• [WHAT NEEDS TO BE DONE]:
Transcribe the material exactly. Images do not belong in the copy.

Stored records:
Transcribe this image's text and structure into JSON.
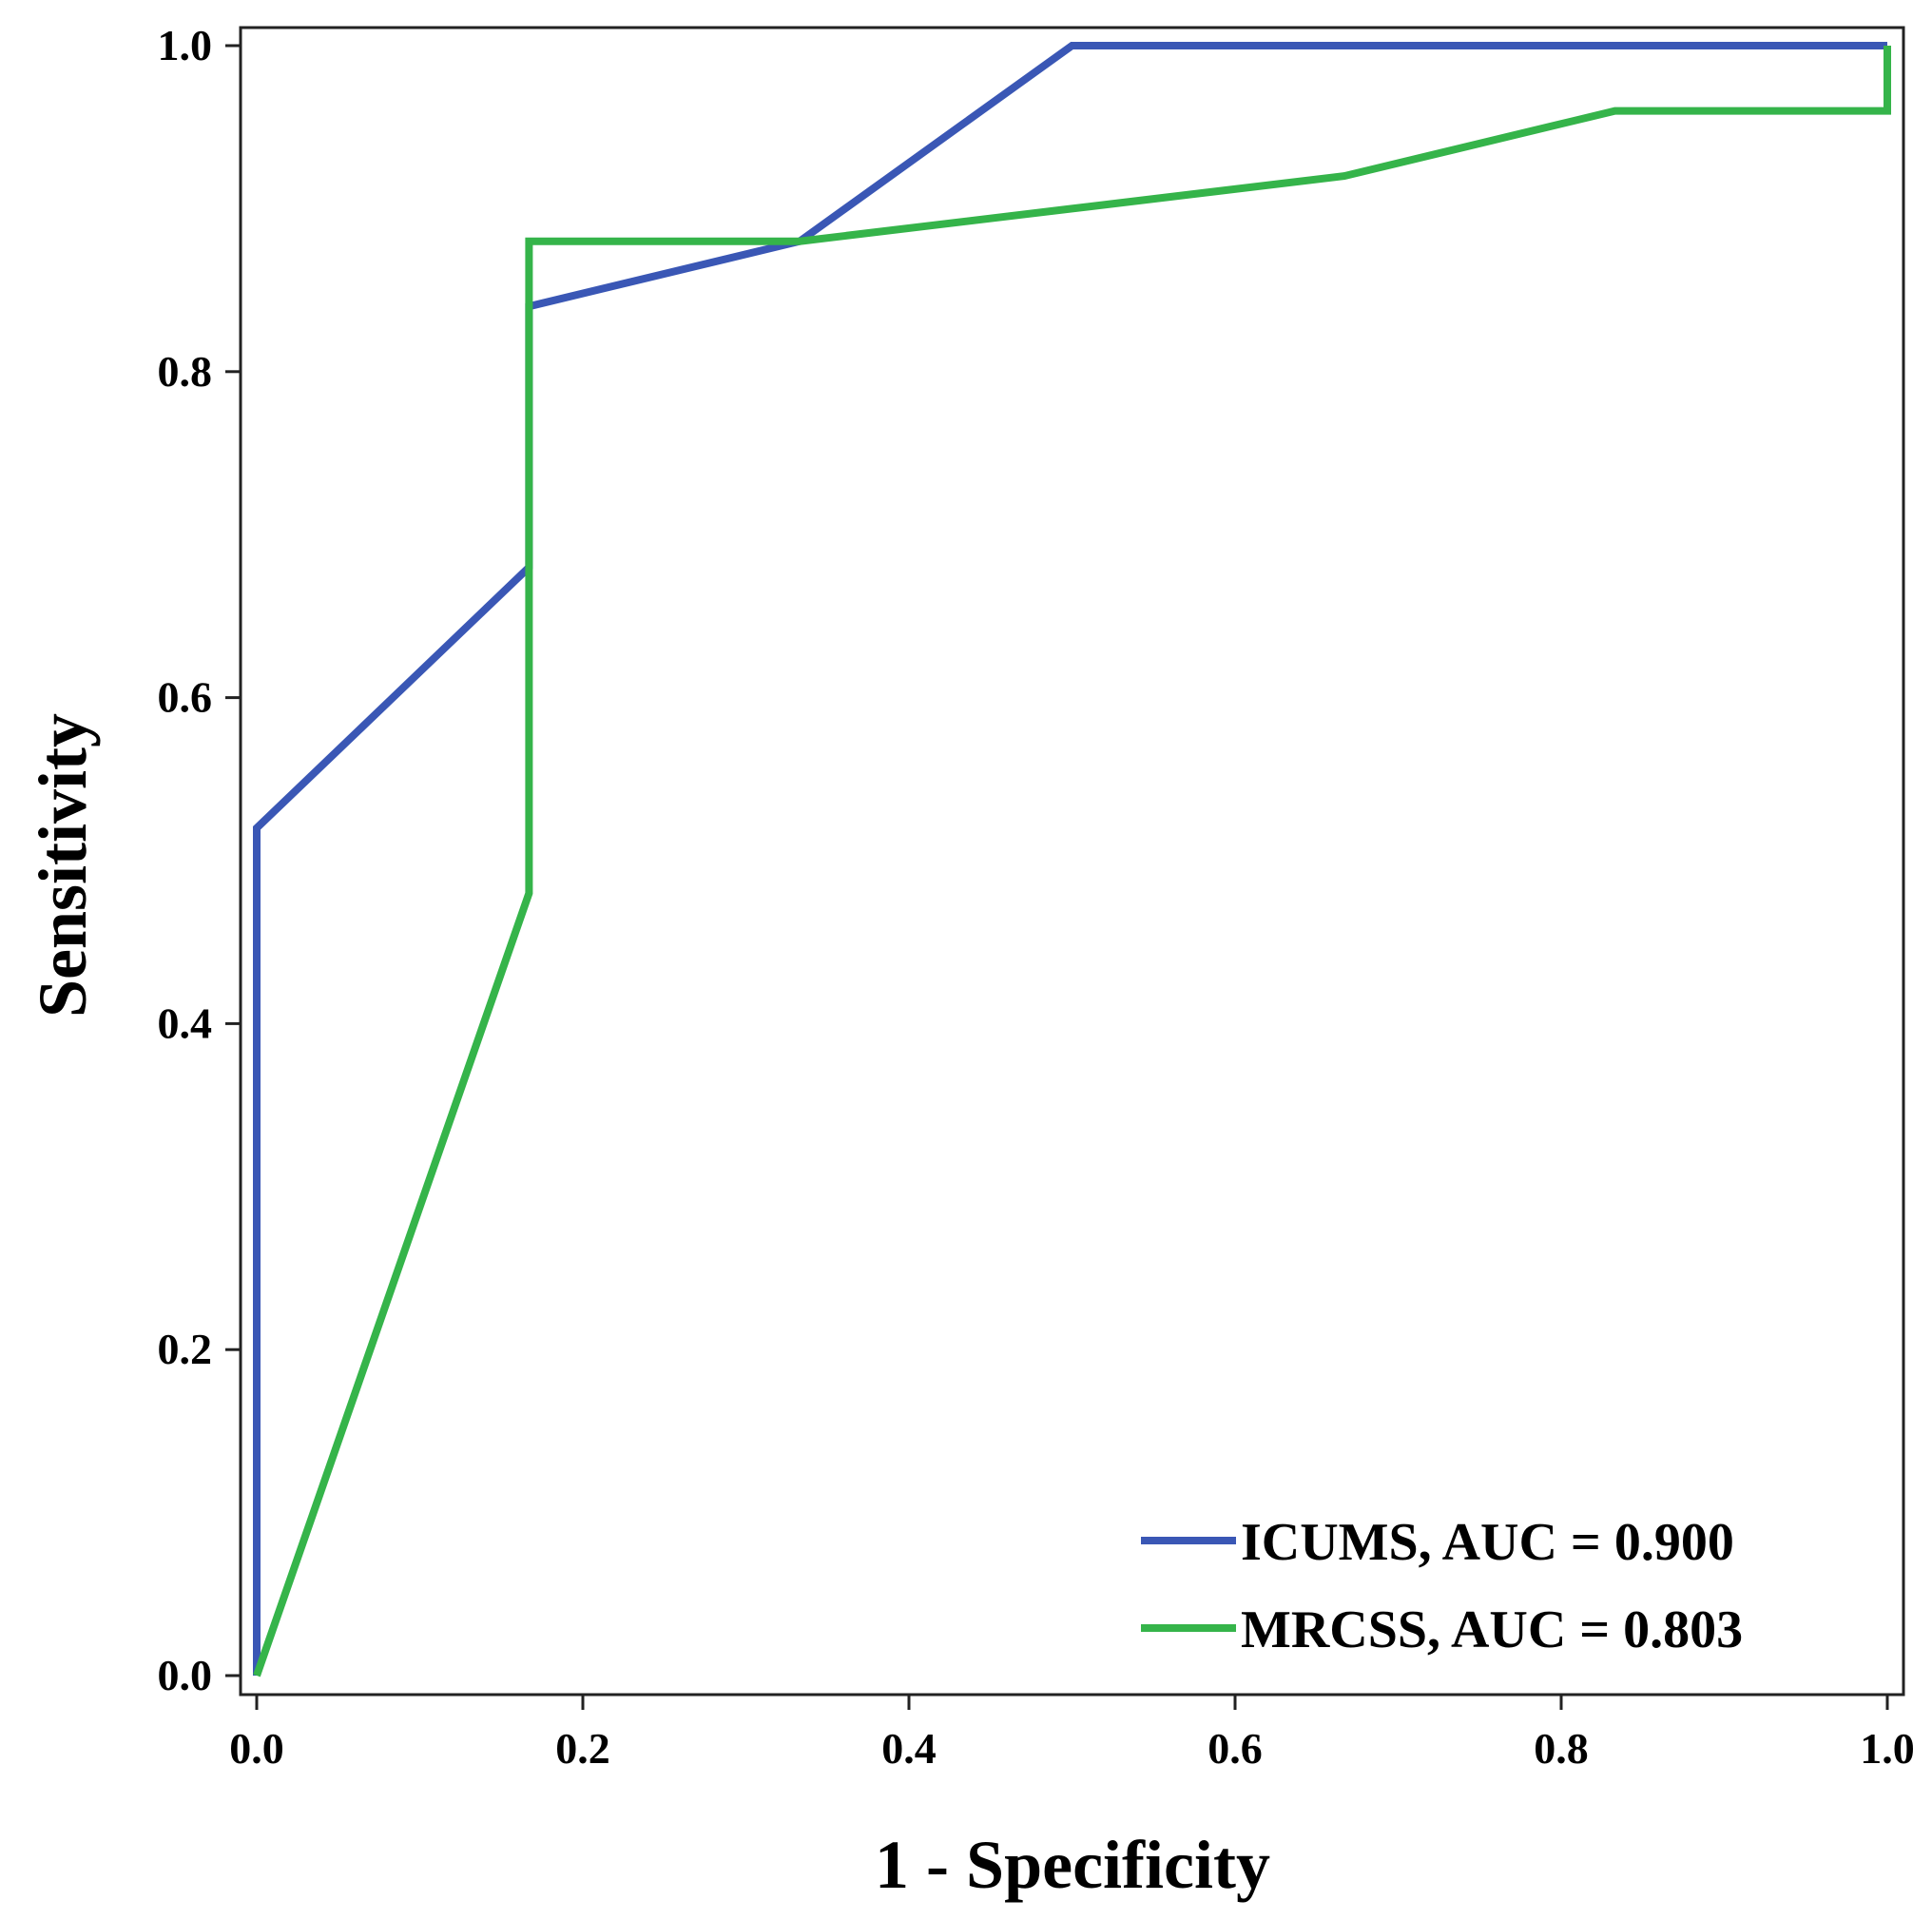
{
  "chart_data": {
    "type": "line",
    "title": "",
    "xlabel": "1 - Specificity",
    "ylabel": "Sensitivity",
    "xlim": [
      0,
      1
    ],
    "ylim": [
      0,
      1
    ],
    "x_ticks": [
      0.0,
      0.2,
      0.4,
      0.6,
      0.8,
      1.0
    ],
    "x_tick_labels": [
      "0.0",
      "0.2",
      "0.4",
      "0.6",
      "0.8",
      "1.0"
    ],
    "y_ticks": [
      0.0,
      0.2,
      0.4,
      0.6,
      0.8,
      1.0
    ],
    "y_tick_labels": [
      "0.0",
      "0.2",
      "0.4",
      "0.6",
      "0.8",
      "1.0"
    ],
    "grid": false,
    "legend_position": "bottom-right",
    "series": [
      {
        "name": "ICUMS, AUC = 0.900",
        "color": "#3a57b5",
        "x": [
          0.0,
          0.0,
          0.167,
          0.167,
          0.333,
          0.5,
          1.0
        ],
        "y": [
          0.0,
          0.52,
          0.68,
          0.84,
          0.88,
          1.0,
          1.0
        ]
      },
      {
        "name": "MRCSS, AUC = 0.803",
        "color": "#35b44a",
        "x": [
          0.0,
          0.167,
          0.167,
          0.333,
          0.5,
          0.667,
          0.833,
          1.0,
          1.0
        ],
        "y": [
          0.0,
          0.48,
          0.88,
          0.88,
          0.9,
          0.92,
          0.96,
          0.96,
          1.0
        ]
      }
    ]
  }
}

• [EXERCISE RESULT]:
Transcribe this image's text and structure into JSON.
{
  "chart_data": {
    "type": "line",
    "title": "",
    "xlabel": "1 - Specificity",
    "ylabel": "Sensitivity",
    "xlim": [
      0,
      1
    ],
    "ylim": [
      0,
      1
    ],
    "x_ticks": [
      0.0,
      0.2,
      0.4,
      0.6,
      0.8,
      1.0
    ],
    "x_tick_labels": [
      "0.0",
      "0.2",
      "0.4",
      "0.6",
      "0.8",
      "1.0"
    ],
    "y_ticks": [
      0.0,
      0.2,
      0.4,
      0.6,
      0.8,
      1.0
    ],
    "y_tick_labels": [
      "0.0",
      "0.2",
      "0.4",
      "0.6",
      "0.8",
      "1.0"
    ],
    "grid": false,
    "legend_position": "bottom-right",
    "series": [
      {
        "name": "ICUMS, AUC = 0.900",
        "color": "#3a57b5",
        "x": [
          0.0,
          0.0,
          0.167,
          0.167,
          0.333,
          0.5,
          1.0
        ],
        "y": [
          0.0,
          0.52,
          0.68,
          0.84,
          0.88,
          1.0,
          1.0
        ]
      },
      {
        "name": "MRCSS, AUC = 0.803",
        "color": "#35b44a",
        "x": [
          0.0,
          0.167,
          0.167,
          0.333,
          0.5,
          0.667,
          0.833,
          1.0,
          1.0
        ],
        "y": [
          0.0,
          0.48,
          0.88,
          0.88,
          0.9,
          0.92,
          0.96,
          0.96,
          1.0
        ]
      }
    ]
  }
}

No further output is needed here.